WHAT IS NEEDED
Go through the listing below and gather every line with the word "this".

MATERIAL PROVIDED

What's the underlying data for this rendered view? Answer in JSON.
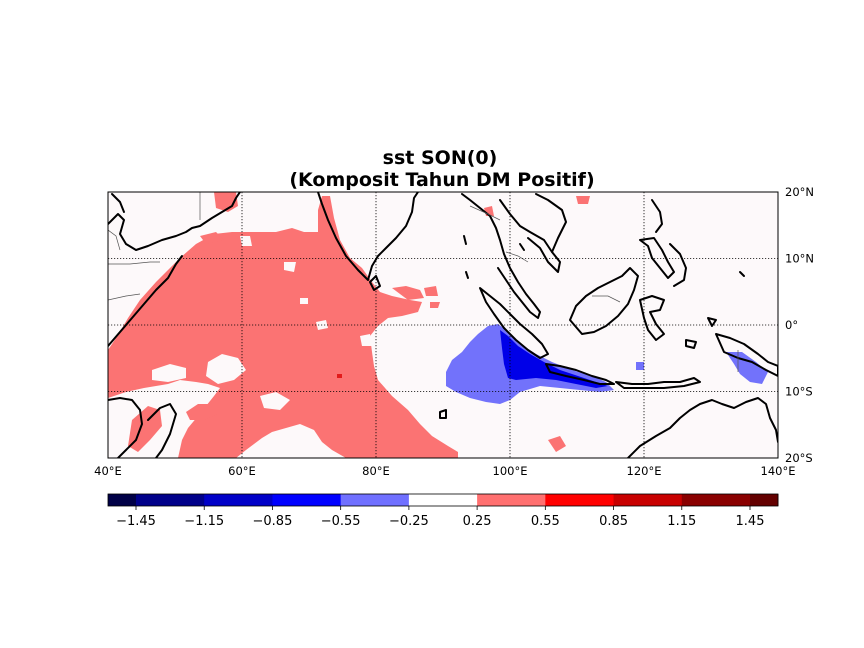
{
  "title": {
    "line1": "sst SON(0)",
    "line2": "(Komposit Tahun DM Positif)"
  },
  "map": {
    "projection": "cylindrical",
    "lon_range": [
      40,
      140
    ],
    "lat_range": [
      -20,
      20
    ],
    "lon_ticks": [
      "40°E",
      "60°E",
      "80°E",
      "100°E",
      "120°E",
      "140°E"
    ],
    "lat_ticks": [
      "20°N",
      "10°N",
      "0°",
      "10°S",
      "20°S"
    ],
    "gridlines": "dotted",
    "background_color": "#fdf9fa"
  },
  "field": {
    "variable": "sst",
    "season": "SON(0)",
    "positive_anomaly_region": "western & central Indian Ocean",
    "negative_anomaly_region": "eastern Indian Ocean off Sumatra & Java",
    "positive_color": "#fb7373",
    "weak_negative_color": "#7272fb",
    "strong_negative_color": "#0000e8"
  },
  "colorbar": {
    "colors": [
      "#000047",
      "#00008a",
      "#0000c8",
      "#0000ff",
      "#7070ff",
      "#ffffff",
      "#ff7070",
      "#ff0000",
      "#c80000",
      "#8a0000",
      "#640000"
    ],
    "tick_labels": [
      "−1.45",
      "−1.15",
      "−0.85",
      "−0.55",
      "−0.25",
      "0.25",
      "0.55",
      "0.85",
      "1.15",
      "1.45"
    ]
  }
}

* * *

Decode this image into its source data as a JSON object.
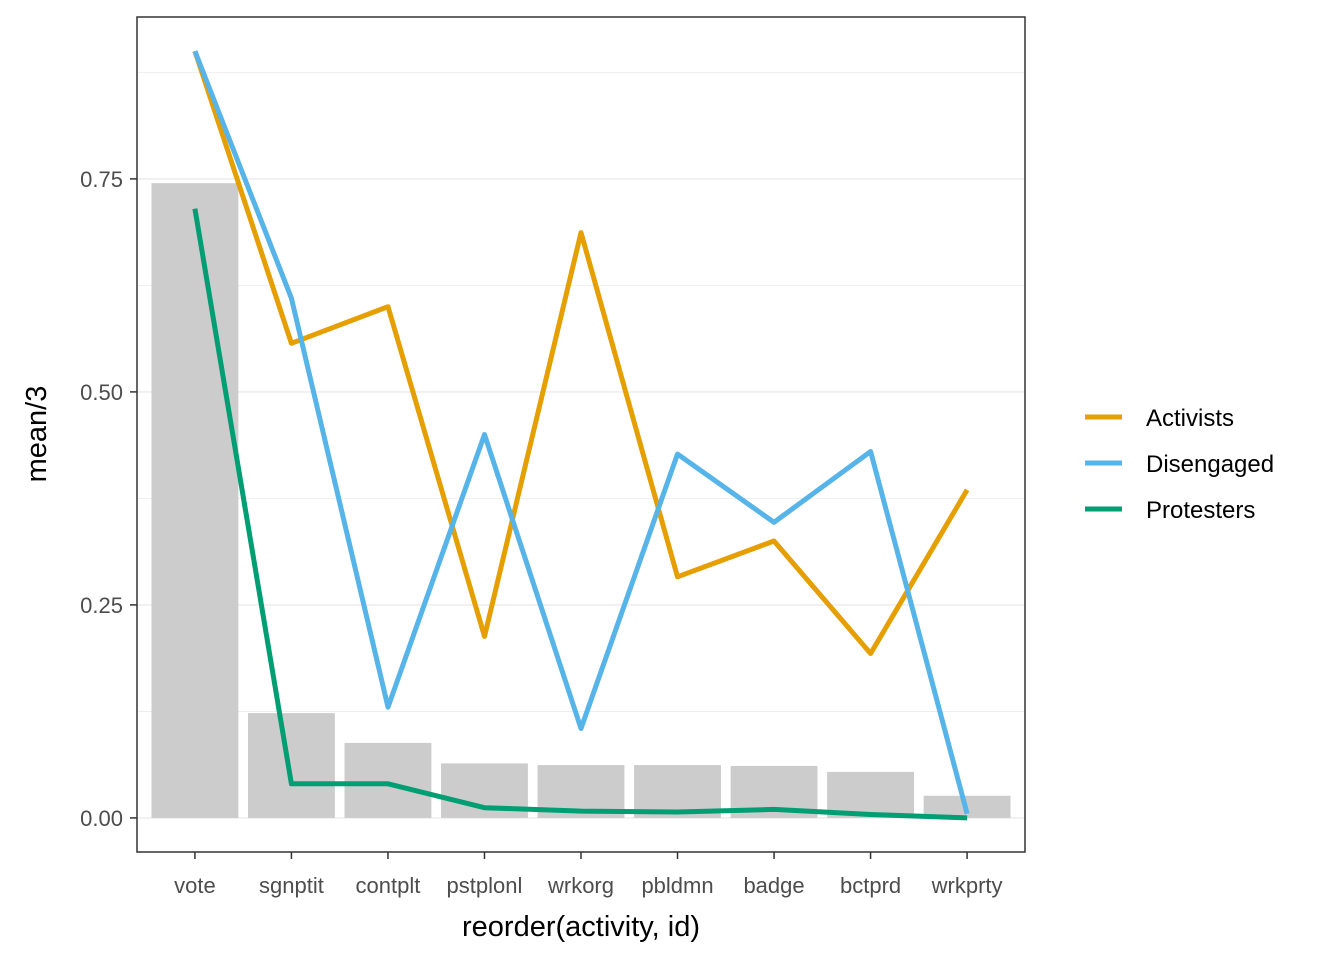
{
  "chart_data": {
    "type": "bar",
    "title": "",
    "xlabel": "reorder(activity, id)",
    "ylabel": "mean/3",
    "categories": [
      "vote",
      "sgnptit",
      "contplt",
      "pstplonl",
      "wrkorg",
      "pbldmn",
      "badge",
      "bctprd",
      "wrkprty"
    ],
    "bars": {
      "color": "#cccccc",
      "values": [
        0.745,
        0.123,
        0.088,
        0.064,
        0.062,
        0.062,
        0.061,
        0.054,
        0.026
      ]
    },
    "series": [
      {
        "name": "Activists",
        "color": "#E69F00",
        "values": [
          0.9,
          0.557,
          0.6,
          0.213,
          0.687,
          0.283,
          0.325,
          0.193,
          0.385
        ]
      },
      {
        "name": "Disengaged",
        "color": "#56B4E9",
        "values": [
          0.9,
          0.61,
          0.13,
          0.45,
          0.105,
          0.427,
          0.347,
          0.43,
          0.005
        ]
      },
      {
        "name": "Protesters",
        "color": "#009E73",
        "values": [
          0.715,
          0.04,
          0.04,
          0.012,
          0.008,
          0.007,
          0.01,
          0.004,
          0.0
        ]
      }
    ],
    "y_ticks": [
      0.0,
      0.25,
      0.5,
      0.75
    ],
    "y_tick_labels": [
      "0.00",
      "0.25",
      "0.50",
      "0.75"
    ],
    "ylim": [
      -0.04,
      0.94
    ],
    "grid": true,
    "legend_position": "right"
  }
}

ANSWER FOR THE TASK
What's the underlying data for this rendered view? Answer in JSON.
Decode this image into its source data as a JSON object.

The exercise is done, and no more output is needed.